[Data listing]
☆ ☆ ☆ ☆ ☆

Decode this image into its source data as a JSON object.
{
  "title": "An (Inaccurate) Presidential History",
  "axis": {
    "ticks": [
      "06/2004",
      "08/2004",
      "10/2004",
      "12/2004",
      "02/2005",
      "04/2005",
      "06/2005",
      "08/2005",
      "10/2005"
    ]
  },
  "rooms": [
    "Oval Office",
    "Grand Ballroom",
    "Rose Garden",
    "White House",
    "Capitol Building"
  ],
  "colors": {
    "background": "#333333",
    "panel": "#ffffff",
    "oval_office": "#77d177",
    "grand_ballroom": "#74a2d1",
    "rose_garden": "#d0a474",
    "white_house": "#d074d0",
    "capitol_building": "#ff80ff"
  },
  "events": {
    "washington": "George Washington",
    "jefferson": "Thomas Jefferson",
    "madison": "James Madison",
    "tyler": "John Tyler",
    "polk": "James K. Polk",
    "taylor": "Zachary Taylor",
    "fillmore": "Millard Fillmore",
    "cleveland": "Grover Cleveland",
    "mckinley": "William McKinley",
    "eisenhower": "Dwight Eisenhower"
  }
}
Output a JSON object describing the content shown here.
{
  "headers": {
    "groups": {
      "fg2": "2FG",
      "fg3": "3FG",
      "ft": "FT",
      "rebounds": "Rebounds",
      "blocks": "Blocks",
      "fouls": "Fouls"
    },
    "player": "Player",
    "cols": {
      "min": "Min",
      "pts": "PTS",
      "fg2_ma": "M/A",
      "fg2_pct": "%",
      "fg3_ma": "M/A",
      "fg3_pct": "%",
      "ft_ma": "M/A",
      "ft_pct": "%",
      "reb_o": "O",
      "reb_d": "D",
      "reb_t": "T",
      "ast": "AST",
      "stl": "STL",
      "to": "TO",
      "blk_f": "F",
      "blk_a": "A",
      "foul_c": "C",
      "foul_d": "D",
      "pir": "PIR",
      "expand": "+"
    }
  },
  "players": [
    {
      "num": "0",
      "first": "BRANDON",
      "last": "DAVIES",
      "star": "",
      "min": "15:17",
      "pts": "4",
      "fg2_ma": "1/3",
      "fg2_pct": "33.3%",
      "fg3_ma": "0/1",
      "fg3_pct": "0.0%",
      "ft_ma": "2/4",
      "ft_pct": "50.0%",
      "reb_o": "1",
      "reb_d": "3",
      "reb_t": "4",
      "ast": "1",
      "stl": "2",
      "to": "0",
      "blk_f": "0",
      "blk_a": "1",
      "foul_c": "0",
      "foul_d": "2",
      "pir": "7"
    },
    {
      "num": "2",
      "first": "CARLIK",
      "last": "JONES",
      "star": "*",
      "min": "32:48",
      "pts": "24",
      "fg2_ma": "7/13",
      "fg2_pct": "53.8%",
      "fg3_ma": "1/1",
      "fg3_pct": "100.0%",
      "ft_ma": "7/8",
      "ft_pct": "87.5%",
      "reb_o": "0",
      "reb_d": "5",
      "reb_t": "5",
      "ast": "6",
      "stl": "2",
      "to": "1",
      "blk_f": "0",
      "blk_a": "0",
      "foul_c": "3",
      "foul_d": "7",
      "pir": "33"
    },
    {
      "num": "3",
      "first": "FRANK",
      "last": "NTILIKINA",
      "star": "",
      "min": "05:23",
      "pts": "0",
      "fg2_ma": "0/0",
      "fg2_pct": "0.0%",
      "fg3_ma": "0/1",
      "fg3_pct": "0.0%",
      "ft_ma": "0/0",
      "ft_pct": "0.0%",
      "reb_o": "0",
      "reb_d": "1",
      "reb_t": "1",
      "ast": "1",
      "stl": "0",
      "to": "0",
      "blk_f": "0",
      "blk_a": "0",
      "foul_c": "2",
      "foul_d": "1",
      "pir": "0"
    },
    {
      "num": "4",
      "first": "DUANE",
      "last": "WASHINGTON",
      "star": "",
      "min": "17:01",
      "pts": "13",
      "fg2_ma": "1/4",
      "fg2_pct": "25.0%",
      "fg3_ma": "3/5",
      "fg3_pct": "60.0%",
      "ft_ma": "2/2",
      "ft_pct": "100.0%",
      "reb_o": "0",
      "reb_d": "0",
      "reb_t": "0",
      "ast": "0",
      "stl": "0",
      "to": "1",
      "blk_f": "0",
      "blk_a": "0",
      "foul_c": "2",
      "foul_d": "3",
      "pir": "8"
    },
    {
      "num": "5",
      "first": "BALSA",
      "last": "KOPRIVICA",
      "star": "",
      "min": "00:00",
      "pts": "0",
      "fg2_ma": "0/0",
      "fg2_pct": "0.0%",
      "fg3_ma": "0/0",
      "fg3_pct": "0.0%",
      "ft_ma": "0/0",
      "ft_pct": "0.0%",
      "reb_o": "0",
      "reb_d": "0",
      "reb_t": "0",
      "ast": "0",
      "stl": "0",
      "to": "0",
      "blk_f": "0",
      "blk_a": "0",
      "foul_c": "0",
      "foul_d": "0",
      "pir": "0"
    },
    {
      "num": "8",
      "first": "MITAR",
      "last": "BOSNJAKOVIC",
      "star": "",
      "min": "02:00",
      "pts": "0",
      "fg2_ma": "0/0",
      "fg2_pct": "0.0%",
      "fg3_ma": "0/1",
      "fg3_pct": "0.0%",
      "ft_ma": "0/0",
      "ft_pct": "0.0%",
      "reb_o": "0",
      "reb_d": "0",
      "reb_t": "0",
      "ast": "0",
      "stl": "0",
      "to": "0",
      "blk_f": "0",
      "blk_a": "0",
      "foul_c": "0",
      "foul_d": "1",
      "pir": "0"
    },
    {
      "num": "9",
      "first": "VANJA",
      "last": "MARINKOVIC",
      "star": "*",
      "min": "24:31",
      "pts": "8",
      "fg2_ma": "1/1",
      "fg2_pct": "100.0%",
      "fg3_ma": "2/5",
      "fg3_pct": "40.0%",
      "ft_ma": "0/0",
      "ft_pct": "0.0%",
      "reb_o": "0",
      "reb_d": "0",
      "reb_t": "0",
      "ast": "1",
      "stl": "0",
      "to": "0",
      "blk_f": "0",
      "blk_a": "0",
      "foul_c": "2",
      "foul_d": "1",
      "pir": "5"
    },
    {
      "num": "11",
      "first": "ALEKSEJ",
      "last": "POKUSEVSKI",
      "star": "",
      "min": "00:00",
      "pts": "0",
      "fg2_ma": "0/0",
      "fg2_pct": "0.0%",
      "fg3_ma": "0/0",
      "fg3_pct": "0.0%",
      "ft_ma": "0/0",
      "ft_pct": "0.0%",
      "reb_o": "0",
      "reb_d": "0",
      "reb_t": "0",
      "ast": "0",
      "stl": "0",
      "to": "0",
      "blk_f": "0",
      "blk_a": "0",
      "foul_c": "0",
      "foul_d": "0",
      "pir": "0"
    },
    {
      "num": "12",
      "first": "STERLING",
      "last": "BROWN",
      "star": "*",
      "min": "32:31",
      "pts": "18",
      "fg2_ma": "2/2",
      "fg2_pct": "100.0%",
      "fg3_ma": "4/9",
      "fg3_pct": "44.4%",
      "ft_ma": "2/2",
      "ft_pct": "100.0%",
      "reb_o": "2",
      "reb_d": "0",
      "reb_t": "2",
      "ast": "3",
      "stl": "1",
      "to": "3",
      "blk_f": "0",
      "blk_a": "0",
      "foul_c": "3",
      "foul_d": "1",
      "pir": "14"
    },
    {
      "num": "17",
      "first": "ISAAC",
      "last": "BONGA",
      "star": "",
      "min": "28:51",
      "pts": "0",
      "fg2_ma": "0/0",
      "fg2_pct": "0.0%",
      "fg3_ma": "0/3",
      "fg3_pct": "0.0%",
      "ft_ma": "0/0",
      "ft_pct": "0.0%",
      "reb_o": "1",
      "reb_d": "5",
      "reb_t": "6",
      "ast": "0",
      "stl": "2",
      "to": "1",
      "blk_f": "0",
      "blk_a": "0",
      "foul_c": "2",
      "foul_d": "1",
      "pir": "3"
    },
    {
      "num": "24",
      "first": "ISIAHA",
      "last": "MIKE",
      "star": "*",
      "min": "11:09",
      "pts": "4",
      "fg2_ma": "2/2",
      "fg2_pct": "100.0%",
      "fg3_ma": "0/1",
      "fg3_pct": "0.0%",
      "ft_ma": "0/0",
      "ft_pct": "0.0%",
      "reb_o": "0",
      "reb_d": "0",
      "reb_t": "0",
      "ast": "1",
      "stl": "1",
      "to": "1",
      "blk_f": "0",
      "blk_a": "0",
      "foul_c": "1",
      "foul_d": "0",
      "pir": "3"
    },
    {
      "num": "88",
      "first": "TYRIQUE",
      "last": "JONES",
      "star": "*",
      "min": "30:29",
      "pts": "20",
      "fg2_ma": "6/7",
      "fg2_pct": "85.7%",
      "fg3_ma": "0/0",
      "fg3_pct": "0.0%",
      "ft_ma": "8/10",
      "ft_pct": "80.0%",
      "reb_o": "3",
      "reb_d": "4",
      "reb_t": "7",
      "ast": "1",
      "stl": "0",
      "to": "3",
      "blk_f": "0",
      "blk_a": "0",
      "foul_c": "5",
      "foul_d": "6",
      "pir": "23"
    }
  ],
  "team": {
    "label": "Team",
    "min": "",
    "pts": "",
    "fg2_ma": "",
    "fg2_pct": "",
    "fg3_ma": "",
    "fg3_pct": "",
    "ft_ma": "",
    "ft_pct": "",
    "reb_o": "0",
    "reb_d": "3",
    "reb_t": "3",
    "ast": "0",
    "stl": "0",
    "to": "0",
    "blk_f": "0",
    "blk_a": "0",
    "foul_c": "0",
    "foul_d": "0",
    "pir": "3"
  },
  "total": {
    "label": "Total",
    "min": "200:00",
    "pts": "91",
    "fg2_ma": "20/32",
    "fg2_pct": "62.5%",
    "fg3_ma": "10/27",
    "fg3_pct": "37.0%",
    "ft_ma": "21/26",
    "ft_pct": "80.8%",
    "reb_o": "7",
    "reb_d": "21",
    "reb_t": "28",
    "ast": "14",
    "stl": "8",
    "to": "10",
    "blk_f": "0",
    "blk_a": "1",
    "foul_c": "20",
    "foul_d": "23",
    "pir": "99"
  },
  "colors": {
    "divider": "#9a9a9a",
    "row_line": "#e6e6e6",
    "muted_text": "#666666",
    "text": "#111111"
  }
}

☆ ☆ ☆ ☆ ☆

Direction | Work out the count of lines containing the word "last", then write only that count.

The completed task | 12